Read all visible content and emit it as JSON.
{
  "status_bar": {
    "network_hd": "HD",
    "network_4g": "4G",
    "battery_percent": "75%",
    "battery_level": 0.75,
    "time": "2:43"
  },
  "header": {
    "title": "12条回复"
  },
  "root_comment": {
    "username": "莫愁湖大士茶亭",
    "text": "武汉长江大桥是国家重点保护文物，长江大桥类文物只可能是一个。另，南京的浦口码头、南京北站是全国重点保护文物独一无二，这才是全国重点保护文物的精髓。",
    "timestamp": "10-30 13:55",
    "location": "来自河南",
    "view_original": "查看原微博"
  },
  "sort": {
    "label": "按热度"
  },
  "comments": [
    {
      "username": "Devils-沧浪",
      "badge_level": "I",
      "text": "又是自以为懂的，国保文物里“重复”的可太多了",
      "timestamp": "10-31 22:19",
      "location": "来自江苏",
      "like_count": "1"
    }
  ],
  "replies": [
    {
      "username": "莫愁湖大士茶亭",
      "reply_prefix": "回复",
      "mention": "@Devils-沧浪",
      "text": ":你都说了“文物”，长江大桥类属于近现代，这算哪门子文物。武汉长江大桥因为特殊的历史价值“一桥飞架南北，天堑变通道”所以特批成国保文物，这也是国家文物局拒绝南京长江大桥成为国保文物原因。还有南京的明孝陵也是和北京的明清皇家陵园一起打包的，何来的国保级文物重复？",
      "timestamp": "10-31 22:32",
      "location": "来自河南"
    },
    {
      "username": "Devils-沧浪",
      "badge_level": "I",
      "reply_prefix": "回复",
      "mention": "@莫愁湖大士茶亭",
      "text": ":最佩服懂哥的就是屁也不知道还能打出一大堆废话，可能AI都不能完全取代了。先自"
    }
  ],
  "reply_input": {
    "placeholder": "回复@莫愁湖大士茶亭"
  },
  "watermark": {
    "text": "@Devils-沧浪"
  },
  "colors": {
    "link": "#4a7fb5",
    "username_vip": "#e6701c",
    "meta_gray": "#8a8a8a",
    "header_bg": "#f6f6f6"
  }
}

- THE EXERCISE:
Reproduce every line above without error.

- COMPLETED EXERCISE:
Read all visible content and emit it as JSON.
{
  "status_bar": {
    "network_hd": "HD",
    "network_4g": "4G",
    "battery_percent": "75%",
    "battery_level": 0.75,
    "time": "2:43"
  },
  "header": {
    "title": "12条回复"
  },
  "root_comment": {
    "username": "莫愁湖大士茶亭",
    "text": "武汉长江大桥是国家重点保护文物，长江大桥类文物只可能是一个。另，南京的浦口码头、南京北站是全国重点保护文物独一无二，这才是全国重点保护文物的精髓。",
    "timestamp": "10-30 13:55",
    "location": "来自河南",
    "view_original": "查看原微博"
  },
  "sort": {
    "label": "按热度"
  },
  "comments": [
    {
      "username": "Devils-沧浪",
      "badge_level": "I",
      "text": "又是自以为懂的，国保文物里“重复”的可太多了",
      "timestamp": "10-31 22:19",
      "location": "来自江苏",
      "like_count": "1"
    }
  ],
  "replies": [
    {
      "username": "莫愁湖大士茶亭",
      "reply_prefix": "回复",
      "mention": "@Devils-沧浪",
      "text": ":你都说了“文物”，长江大桥类属于近现代，这算哪门子文物。武汉长江大桥因为特殊的历史价值“一桥飞架南北，天堑变通道”所以特批成国保文物，这也是国家文物局拒绝南京长江大桥成为国保文物原因。还有南京的明孝陵也是和北京的明清皇家陵园一起打包的，何来的国保级文物重复？",
      "timestamp": "10-31 22:32",
      "location": "来自河南"
    },
    {
      "username": "Devils-沧浪",
      "badge_level": "I",
      "reply_prefix": "回复",
      "mention": "@莫愁湖大士茶亭",
      "text": ":最佩服懂哥的就是屁也不知道还能打出一大堆废话，可能AI都不能完全取代了。先自"
    }
  ],
  "reply_input": {
    "placeholder": "回复@莫愁湖大士茶亭"
  },
  "watermark": {
    "text": "@Devils-沧浪"
  },
  "colors": {
    "link": "#4a7fb5",
    "username_vip": "#e6701c",
    "meta_gray": "#8a8a8a",
    "header_bg": "#f6f6f6"
  }
}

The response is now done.